*Record extracts:*
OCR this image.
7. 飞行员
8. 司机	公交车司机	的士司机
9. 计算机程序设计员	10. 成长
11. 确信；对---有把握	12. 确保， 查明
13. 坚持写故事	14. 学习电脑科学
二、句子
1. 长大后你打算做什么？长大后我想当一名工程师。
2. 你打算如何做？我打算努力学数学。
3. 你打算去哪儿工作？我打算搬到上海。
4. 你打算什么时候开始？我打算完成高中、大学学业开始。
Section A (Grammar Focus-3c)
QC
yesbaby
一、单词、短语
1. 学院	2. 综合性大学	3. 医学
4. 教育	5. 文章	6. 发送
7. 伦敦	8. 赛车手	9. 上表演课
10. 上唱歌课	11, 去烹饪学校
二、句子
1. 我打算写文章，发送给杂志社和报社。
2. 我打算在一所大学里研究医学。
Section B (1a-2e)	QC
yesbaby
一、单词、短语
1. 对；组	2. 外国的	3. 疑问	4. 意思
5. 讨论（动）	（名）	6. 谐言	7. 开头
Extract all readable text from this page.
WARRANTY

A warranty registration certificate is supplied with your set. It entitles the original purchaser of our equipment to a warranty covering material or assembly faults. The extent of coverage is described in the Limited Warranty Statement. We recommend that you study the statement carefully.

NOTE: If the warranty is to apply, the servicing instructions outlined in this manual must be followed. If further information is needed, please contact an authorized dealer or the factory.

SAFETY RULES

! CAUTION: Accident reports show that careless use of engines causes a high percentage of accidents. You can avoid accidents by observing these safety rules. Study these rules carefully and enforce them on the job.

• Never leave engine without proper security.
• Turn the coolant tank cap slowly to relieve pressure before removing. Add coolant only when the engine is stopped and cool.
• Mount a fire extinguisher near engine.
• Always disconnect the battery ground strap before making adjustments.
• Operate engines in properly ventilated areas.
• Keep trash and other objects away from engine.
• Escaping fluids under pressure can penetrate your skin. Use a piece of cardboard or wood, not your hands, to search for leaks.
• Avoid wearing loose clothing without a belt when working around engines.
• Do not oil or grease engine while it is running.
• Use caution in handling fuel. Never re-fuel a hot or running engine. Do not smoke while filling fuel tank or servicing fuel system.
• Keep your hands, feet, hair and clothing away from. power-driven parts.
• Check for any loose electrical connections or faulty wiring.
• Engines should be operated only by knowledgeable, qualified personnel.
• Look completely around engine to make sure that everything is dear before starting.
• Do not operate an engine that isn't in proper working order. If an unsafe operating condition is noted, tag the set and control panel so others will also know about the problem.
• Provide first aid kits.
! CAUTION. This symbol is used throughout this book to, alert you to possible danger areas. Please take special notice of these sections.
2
---
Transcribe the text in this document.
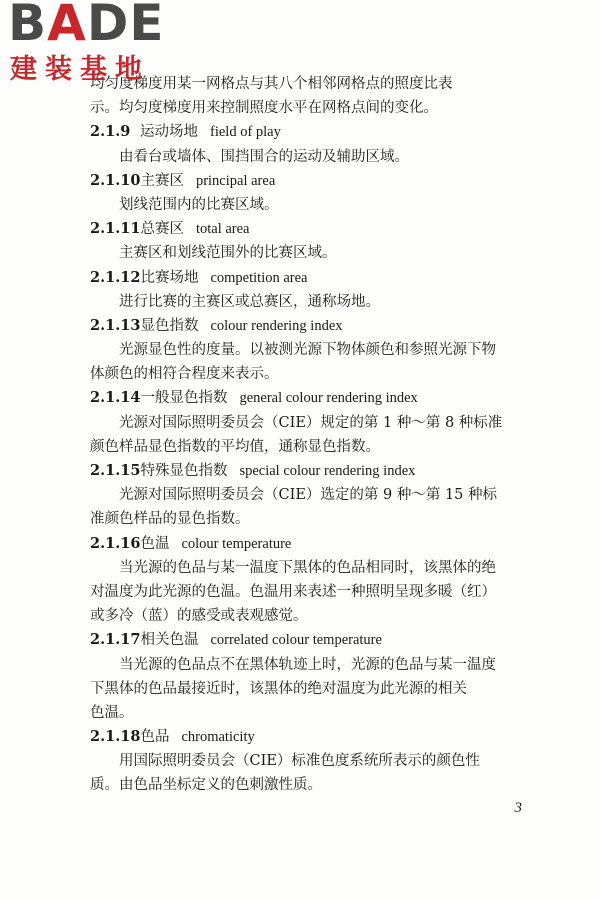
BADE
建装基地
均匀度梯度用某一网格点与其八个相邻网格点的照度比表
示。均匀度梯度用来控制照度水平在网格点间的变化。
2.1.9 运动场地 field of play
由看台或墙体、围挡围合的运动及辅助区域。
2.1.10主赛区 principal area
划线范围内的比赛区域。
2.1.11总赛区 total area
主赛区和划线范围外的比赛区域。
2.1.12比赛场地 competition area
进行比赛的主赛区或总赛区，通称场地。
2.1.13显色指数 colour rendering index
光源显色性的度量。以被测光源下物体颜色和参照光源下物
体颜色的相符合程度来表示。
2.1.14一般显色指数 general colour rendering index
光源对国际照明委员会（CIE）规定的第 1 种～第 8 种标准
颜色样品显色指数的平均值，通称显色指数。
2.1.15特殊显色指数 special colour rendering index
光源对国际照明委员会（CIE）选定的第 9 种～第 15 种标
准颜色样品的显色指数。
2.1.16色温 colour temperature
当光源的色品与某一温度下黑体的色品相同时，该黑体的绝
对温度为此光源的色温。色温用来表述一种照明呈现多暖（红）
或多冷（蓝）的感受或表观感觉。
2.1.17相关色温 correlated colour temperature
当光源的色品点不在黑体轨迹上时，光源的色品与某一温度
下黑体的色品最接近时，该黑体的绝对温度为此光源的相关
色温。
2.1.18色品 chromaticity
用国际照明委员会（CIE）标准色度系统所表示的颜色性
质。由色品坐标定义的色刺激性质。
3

*The task:* Using the listing above, locate the lines that hold "colour" and copy each one.

*Result:*
2.1.13显色指数 colour rendering index
2.1.14一般显色指数 general colour rendering index
2.1.15特殊显色指数 special colour rendering index
2.1.16色温 colour temperature
2.1.17相关色温 correlated colour temperature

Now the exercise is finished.